◆ **PROVIDED DATA**
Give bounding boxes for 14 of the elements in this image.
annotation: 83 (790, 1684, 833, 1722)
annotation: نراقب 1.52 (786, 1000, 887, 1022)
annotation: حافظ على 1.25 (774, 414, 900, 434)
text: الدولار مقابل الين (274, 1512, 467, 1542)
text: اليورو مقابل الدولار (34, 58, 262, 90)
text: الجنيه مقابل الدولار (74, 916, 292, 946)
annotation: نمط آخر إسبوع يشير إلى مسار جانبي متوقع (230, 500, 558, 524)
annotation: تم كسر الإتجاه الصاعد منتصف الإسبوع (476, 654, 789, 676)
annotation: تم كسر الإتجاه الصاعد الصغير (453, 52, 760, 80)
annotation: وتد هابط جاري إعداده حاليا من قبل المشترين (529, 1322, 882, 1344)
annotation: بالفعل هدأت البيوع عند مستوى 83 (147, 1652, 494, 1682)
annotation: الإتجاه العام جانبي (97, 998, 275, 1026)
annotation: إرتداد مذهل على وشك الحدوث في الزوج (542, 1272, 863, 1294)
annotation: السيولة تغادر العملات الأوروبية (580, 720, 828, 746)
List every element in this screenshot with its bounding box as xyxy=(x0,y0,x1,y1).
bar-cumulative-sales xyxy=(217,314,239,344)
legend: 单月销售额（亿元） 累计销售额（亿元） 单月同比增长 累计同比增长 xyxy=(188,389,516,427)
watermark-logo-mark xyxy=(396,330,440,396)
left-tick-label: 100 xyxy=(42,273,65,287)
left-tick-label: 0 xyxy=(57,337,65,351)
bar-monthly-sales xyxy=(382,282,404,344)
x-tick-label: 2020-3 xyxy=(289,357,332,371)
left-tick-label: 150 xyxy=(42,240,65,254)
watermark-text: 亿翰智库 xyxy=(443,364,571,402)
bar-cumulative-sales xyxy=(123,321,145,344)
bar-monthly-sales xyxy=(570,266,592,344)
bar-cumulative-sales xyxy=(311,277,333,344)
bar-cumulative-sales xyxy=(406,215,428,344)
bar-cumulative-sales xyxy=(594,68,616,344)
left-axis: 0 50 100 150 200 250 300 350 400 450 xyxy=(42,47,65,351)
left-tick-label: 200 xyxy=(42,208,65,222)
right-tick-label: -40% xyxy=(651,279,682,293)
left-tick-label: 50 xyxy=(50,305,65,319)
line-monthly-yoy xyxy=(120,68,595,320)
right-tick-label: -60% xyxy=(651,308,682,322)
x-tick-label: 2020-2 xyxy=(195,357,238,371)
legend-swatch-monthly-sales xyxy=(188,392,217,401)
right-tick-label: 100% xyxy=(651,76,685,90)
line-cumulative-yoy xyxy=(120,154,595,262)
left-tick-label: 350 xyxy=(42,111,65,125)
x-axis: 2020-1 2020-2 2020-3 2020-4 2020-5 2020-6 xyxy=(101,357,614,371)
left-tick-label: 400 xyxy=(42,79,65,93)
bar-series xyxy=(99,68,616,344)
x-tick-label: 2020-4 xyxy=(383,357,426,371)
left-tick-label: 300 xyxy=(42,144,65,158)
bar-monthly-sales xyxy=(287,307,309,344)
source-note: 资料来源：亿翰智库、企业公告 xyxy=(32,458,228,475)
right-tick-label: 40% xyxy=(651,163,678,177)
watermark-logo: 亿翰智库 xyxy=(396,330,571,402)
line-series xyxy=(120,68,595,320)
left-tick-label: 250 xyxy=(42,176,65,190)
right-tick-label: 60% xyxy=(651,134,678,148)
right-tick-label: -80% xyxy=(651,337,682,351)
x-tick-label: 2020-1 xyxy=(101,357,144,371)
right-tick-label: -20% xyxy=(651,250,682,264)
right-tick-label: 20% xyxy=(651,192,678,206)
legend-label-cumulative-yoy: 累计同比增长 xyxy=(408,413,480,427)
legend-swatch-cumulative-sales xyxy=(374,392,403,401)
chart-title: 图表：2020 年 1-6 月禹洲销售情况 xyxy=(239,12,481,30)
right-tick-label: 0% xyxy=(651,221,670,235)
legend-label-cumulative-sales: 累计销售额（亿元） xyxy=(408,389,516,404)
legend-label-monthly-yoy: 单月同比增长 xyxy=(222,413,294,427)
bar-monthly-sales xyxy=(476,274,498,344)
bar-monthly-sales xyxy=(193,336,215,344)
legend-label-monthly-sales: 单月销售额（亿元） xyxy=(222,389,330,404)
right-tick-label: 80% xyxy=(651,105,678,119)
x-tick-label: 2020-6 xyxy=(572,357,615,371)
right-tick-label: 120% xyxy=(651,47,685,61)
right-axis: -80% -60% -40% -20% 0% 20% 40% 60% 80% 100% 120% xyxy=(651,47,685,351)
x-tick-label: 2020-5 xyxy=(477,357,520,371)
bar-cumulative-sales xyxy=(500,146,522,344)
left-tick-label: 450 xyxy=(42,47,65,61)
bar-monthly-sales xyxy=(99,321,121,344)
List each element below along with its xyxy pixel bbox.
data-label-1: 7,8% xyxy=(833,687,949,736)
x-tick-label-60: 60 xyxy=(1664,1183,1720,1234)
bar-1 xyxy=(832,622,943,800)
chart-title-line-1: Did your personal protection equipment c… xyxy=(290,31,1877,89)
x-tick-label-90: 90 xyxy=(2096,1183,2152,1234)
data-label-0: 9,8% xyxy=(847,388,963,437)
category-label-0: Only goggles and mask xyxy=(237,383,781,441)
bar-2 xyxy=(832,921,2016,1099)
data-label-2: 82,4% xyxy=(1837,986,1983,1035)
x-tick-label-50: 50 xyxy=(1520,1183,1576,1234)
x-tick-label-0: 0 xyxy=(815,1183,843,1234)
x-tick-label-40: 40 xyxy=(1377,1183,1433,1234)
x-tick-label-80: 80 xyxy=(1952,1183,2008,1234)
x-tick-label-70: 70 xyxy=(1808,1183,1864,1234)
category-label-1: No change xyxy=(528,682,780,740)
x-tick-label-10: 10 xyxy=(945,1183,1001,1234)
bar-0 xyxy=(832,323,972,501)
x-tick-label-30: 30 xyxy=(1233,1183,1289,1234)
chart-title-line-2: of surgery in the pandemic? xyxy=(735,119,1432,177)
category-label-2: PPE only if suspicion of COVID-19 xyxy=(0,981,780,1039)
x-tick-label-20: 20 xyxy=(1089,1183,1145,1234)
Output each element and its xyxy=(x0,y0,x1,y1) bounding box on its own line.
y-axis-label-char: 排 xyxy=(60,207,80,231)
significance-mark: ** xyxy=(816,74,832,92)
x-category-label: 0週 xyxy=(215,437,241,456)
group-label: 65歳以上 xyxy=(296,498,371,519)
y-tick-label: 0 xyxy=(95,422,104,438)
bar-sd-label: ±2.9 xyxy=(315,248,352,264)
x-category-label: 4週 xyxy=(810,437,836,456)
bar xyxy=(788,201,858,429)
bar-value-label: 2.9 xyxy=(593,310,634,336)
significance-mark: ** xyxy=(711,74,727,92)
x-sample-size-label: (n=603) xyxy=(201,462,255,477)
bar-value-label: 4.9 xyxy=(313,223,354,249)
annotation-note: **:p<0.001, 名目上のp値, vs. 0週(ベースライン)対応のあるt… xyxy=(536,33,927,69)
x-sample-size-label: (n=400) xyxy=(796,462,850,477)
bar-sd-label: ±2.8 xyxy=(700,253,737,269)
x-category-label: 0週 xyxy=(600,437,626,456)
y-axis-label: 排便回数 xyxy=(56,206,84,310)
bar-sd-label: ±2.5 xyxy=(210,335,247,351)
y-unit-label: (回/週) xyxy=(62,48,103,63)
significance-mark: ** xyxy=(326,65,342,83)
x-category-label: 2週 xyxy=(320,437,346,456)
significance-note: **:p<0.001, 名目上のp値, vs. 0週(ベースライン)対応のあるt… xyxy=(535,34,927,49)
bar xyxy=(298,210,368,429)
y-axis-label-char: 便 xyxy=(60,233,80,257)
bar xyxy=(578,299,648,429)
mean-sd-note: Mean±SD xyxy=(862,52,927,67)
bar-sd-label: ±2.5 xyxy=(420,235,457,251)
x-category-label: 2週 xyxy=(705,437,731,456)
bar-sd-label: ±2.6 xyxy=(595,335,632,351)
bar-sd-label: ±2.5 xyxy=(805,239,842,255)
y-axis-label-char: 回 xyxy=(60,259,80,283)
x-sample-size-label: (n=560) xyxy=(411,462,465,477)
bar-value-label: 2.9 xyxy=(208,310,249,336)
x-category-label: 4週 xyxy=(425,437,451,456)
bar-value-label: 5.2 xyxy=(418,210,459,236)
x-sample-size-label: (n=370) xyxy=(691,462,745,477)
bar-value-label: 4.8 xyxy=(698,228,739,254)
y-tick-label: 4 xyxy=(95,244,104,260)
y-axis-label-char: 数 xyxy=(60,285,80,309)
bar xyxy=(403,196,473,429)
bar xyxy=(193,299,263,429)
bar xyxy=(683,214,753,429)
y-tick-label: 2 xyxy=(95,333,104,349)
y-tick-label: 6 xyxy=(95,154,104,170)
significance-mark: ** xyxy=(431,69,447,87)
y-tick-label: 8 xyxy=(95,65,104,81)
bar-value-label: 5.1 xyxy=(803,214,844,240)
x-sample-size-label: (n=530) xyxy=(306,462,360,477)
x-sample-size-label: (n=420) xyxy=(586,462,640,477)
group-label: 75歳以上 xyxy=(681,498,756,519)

◆ **STATED EXERCISE**
Rewrite the rows above, from the first row through the row that contains "bar-series xyxy=(99,68,616,344)", with "bar-cumulative-sales" substituted by "bar-total-sales" and everything else unchanged.

◆ **FINISHED ANSWER**
Give bounding boxes for 14 of the elements in this image.
annotation: 83 (790, 1684, 833, 1722)
annotation: نراقب 1.52 (786, 1000, 887, 1022)
annotation: حافظ على 1.25 (774, 414, 900, 434)
text: الدولار مقابل الين (274, 1512, 467, 1542)
text: اليورو مقابل الدولار (34, 58, 262, 90)
text: الجنيه مقابل الدولار (74, 916, 292, 946)
annotation: نمط آخر إسبوع يشير إلى مسار جانبي متوقع (230, 500, 558, 524)
annotation: تم كسر الإتجاه الصاعد منتصف الإسبوع (476, 654, 789, 676)
annotation: تم كسر الإتجاه الصاعد الصغير (453, 52, 760, 80)
annotation: وتد هابط جاري إعداده حاليا من قبل المشترين (529, 1322, 882, 1344)
annotation: بالفعل هدأت البيوع عند مستوى 83 (147, 1652, 494, 1682)
annotation: الإتجاه العام جانبي (97, 998, 275, 1026)
annotation: إرتداد مذهل على وشك الحدوث في الزوج (542, 1272, 863, 1294)
annotation: السيولة تغادر العملات الأوروبية (580, 720, 828, 746)
List every element in this screenshot with its bounding box as xyxy=(x0,y0,x1,y1).
bar-total-sales xyxy=(217,314,239,344)
legend: 单月销售额（亿元） 累计销售额（亿元） 单月同比增长 累计同比增长 xyxy=(188,389,516,427)
watermark-logo-mark xyxy=(396,330,440,396)
left-tick-label: 100 xyxy=(42,273,65,287)
left-tick-label: 0 xyxy=(57,337,65,351)
bar-monthly-sales xyxy=(382,282,404,344)
x-tick-label: 2020-3 xyxy=(289,357,332,371)
left-tick-label: 150 xyxy=(42,240,65,254)
watermark-text: 亿翰智库 xyxy=(443,364,571,402)
bar-total-sales xyxy=(123,321,145,344)
bar-monthly-sales xyxy=(570,266,592,344)
bar-total-sales xyxy=(311,277,333,344)
bar-total-sales xyxy=(406,215,428,344)
bar-total-sales xyxy=(594,68,616,344)
left-axis: 0 50 100 150 200 250 300 350 400 450 xyxy=(42,47,65,351)
left-tick-label: 200 xyxy=(42,208,65,222)
right-tick-label: -40% xyxy=(651,279,682,293)
left-tick-label: 50 xyxy=(50,305,65,319)
line-monthly-yoy xyxy=(120,68,595,320)
right-tick-label: -60% xyxy=(651,308,682,322)
x-tick-label: 2020-2 xyxy=(195,357,238,371)
legend-swatch-monthly-sales xyxy=(188,392,217,401)
right-tick-label: 100% xyxy=(651,76,685,90)
line-cumulative-yoy xyxy=(120,154,595,262)
left-tick-label: 350 xyxy=(42,111,65,125)
x-axis: 2020-1 2020-2 2020-3 2020-4 2020-5 2020-6 xyxy=(101,357,614,371)
left-tick-label: 400 xyxy=(42,79,65,93)
bar-series xyxy=(99,68,616,344)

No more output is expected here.